**What the task requires**
Repeat every record below exactly as written.

-=-=-=-=-

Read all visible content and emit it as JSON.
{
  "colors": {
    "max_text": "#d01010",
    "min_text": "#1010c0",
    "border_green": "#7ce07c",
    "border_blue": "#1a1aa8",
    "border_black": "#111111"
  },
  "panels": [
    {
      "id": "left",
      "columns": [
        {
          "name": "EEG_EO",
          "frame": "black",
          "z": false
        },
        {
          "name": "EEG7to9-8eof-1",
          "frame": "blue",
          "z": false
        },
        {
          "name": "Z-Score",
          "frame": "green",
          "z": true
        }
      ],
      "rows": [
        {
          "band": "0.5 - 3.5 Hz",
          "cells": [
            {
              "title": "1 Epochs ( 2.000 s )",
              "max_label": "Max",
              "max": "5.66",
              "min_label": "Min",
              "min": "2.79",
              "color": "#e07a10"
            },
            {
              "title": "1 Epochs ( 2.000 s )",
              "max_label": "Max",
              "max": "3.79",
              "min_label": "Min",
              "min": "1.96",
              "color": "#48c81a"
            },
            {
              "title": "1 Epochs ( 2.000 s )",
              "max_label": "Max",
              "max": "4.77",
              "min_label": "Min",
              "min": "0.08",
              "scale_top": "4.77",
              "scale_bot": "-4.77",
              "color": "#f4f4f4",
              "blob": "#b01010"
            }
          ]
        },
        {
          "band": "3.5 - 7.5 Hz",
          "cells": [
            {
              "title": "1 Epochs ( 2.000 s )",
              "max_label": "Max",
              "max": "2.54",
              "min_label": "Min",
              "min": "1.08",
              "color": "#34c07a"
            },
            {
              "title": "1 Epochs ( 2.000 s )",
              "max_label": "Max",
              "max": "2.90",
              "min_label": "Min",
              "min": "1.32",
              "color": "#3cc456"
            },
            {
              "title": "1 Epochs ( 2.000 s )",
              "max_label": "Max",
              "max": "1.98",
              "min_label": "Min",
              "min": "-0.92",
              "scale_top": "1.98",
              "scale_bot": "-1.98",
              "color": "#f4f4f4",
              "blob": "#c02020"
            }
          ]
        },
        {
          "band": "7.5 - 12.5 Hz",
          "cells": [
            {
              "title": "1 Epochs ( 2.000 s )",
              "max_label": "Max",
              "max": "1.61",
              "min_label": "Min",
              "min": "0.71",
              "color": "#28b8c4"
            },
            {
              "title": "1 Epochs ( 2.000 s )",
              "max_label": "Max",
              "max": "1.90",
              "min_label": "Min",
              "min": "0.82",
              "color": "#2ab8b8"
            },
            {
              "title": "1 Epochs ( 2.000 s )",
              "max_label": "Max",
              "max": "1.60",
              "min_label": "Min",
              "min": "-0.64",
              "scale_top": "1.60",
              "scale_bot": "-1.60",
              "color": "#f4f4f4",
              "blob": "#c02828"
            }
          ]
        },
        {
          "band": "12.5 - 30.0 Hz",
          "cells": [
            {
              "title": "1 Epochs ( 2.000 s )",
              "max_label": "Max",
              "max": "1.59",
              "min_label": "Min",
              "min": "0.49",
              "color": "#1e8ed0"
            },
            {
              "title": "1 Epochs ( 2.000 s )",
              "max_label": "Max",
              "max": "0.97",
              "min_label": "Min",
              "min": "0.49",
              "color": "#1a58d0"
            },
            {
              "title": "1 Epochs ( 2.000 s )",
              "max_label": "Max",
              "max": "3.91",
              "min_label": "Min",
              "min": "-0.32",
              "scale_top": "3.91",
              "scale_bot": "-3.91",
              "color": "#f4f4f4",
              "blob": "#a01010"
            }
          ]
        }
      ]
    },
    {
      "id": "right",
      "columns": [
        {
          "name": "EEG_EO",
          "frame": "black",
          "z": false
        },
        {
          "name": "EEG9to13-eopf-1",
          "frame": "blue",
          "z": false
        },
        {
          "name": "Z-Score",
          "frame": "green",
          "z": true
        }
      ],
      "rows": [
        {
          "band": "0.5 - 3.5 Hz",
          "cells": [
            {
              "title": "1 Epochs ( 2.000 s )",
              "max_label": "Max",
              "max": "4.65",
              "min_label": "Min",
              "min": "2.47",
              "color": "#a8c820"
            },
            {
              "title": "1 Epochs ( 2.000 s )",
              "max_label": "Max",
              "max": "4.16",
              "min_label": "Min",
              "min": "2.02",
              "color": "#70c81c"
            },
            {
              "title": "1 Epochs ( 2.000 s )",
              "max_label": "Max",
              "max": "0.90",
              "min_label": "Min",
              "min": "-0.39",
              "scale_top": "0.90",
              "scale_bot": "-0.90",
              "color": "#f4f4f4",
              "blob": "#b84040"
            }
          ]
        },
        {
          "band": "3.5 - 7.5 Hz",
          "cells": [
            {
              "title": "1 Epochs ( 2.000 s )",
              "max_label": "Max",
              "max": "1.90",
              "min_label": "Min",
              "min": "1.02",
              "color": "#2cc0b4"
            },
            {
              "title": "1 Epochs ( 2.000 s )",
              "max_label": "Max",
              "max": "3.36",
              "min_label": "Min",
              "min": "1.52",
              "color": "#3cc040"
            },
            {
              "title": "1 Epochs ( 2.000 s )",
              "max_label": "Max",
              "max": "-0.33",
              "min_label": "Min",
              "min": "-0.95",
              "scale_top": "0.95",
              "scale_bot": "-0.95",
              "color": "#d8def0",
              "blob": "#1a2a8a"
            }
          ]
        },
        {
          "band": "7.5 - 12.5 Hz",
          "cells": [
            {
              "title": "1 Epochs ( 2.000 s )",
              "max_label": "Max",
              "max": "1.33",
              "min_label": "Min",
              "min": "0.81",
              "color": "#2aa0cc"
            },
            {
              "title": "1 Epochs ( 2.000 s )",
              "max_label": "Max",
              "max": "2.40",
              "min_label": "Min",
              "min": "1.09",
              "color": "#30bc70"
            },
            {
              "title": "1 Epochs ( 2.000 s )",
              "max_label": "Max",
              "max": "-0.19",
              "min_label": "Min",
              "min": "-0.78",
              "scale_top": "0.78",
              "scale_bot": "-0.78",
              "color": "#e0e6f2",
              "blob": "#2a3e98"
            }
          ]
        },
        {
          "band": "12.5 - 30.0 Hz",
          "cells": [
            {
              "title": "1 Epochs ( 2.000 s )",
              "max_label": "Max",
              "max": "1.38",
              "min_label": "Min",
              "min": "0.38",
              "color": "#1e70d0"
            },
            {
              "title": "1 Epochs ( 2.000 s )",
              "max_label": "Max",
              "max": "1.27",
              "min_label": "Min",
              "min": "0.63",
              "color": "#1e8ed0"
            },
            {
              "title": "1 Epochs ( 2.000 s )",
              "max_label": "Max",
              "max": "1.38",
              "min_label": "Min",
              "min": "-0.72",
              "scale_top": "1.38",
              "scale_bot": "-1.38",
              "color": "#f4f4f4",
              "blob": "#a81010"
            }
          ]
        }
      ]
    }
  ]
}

-=-=-=-=-

**The result**
Read all visible content and emit it as JSON.
{
  "colors": {
    "max_text": "#d01010",
    "min_text": "#1010c0",
    "border_green": "#7ce07c",
    "border_blue": "#1a1aa8",
    "border_black": "#111111"
  },
  "panels": [
    {
      "id": "left",
      "columns": [
        {
          "name": "EEG_EO",
          "frame": "black",
          "z": false
        },
        {
          "name": "EEG7to9-8eof-1",
          "frame": "blue",
          "z": false
        },
        {
          "name": "Z-Score",
          "frame": "green",
          "z": true
        }
      ],
      "rows": [
        {
          "band": "0.5 - 3.5 Hz",
          "cells": [
            {
              "title": "1 Epochs ( 2.000 s )",
              "max_label": "Max",
              "max": "5.66",
              "min_label": "Min",
              "min": "2.79",
              "color": "#e07a10"
            },
            {
              "title": "1 Epochs ( 2.000 s )",
              "max_label": "Max",
              "max": "3.79",
              "min_label": "Min",
              "min": "1.96",
              "color": "#48c81a"
            },
            {
              "title": "1 Epochs ( 2.000 s )",
              "max_label": "Max",
              "max": "4.77",
              "min_label": "Min",
              "min": "0.08",
              "scale_top": "4.77",
              "scale_bot": "-4.77",
              "color": "#f4f4f4",
              "blob": "#b01010"
            }
          ]
        },
        {
          "band": "3.5 - 7.5 Hz",
          "cells": [
            {
              "title": "1 Epochs ( 2.000 s )",
              "max_label": "Max",
              "max": "2.54",
              "min_label": "Min",
              "min": "1.08",
              "color": "#34c07a"
            },
            {
              "title": "1 Epochs ( 2.000 s )",
              "max_label": "Max",
              "max": "2.90",
              "min_label": "Min",
              "min": "1.32",
              "color": "#3cc456"
            },
            {
              "title": "1 Epochs ( 2.000 s )",
              "max_label": "Max",
              "max": "1.98",
              "min_label": "Min",
              "min": "-0.92",
              "scale_top": "1.98",
              "scale_bot": "-1.98",
              "color": "#f4f4f4",
              "blob": "#c02020"
            }
          ]
        },
        {
          "band": "7.5 - 12.5 Hz",
          "cells": [
            {
              "title": "1 Epochs ( 2.000 s )",
              "max_label": "Max",
              "max": "1.61",
              "min_label": "Min",
              "min": "0.71",
              "color": "#28b8c4"
            },
            {
              "title": "1 Epochs ( 2.000 s )",
              "max_label": "Max",
              "max": "1.90",
              "min_label": "Min",
              "min": "0.82",
              "color": "#2ab8b8"
            },
            {
              "title": "1 Epochs ( 2.000 s )",
              "max_label": "Max",
              "max": "1.60",
              "min_label": "Min",
              "min": "-0.64",
              "scale_top": "1.60",
              "scale_bot": "-1.60",
              "color": "#f4f4f4",
              "blob": "#c02828"
            }
          ]
        },
        {
          "band": "12.5 - 30.0 Hz",
          "cells": [
            {
              "title": "1 Epochs ( 2.000 s )",
              "max_label": "Max",
              "max": "1.59",
              "min_label": "Min",
              "min": "0.49",
              "color": "#1e8ed0"
            },
            {
              "title": "1 Epochs ( 2.000 s )",
              "max_label": "Max",
              "max": "0.97",
              "min_label": "Min",
              "min": "0.49",
              "color": "#1a58d0"
            },
            {
              "title": "1 Epochs ( 2.000 s )",
              "max_label": "Max",
              "max": "3.91",
              "min_label": "Min",
              "min": "-0.32",
              "scale_top": "3.91",
              "scale_bot": "-3.91",
              "color": "#f4f4f4",
              "blob": "#a01010"
            }
          ]
        }
      ]
    },
    {
      "id": "right",
      "columns": [
        {
          "name": "EEG_EO",
          "frame": "black",
          "z": false
        },
        {
          "name": "EEG9to13-eopf-1",
          "frame": "blue",
          "z": false
        },
        {
          "name": "Z-Score",
          "frame": "green",
          "z": true
        }
      ],
      "rows": [
        {
          "band": "0.5 - 3.5 Hz",
          "cells": [
            {
              "title": "1 Epochs ( 2.000 s )",
              "max_label": "Max",
              "max": "4.65",
              "min_label": "Min",
              "min": "2.47",
              "color": "#a8c820"
            },
            {
              "title": "1 Epochs ( 2.000 s )",
              "max_label": "Max",
              "max": "4.16",
              "min_label": "Min",
              "min": "2.02",
              "color": "#70c81c"
            },
            {
              "title": "1 Epochs ( 2.000 s )",
              "max_label": "Max",
              "max": "0.90",
              "min_label": "Min",
              "min": "-0.39",
              "scale_top": "0.90",
              "scale_bot": "-0.90",
              "color": "#f4f4f4",
              "blob": "#b84040"
            }
          ]
        },
        {
          "band": "3.5 - 7.5 Hz",
          "cells": [
            {
              "title": "1 Epochs ( 2.000 s )",
              "max_label": "Max",
              "max": "1.90",
              "min_label": "Min",
              "min": "1.02",
              "color": "#2cc0b4"
            },
            {
              "title": "1 Epochs ( 2.000 s )",
              "max_label": "Max",
              "max": "3.36",
              "min_label": "Min",
              "min": "1.52",
              "color": "#3cc040"
            },
            {
              "title": "1 Epochs ( 2.000 s )",
              "max_label": "Max",
              "max": "-0.33",
              "min_label": "Min",
              "min": "-0.95",
              "scale_top": "0.95",
              "scale_bot": "-0.95",
              "color": "#d8def0",
              "blob": "#1a2a8a"
            }
          ]
        },
        {
          "band": "7.5 - 12.5 Hz",
          "cells": [
            {
              "title": "1 Epochs ( 2.000 s )",
              "max_label": "Max",
              "max": "1.33",
              "min_label": "Min",
              "min": "0.81",
              "color": "#2aa0cc"
            },
            {
              "title": "1 Epochs ( 2.000 s )",
              "max_label": "Max",
              "max": "2.40",
              "min_label": "Min",
              "min": "1.09",
              "color": "#30bc70"
            },
            {
              "title": "1 Epochs ( 2.000 s )",
              "max_label": "Max",
              "max": "-0.19",
              "min_label": "Min",
              "min": "-0.78",
              "scale_top": "0.78",
              "scale_bot": "-0.78",
              "color": "#e0e6f2",
              "blob": "#2a3e98"
            }
          ]
        },
        {
          "band": "12.5 - 30.0 Hz",
          "cells": [
            {
              "title": "1 Epochs ( 2.000 s )",
              "max_label": "Max",
              "max": "1.38",
              "min_label": "Min",
              "min": "0.38",
              "color": "#1e70d0"
            },
            {
              "title": "1 Epochs ( 2.000 s )",
              "max_label": "Max",
              "max": "1.27",
              "min_label": "Min",
              "min": "0.63",
              "color": "#1e8ed0"
            },
            {
              "title": "1 Epochs ( 2.000 s )",
              "max_label": "Max",
              "max": "1.38",
              "min_label": "Min",
              "min": "-0.72",
              "scale_top": "1.38",
              "scale_bot": "-1.38",
              "color": "#f4f4f4",
              "blob": "#a81010"
            }
          ]
        }
      ]
    }
  ]
}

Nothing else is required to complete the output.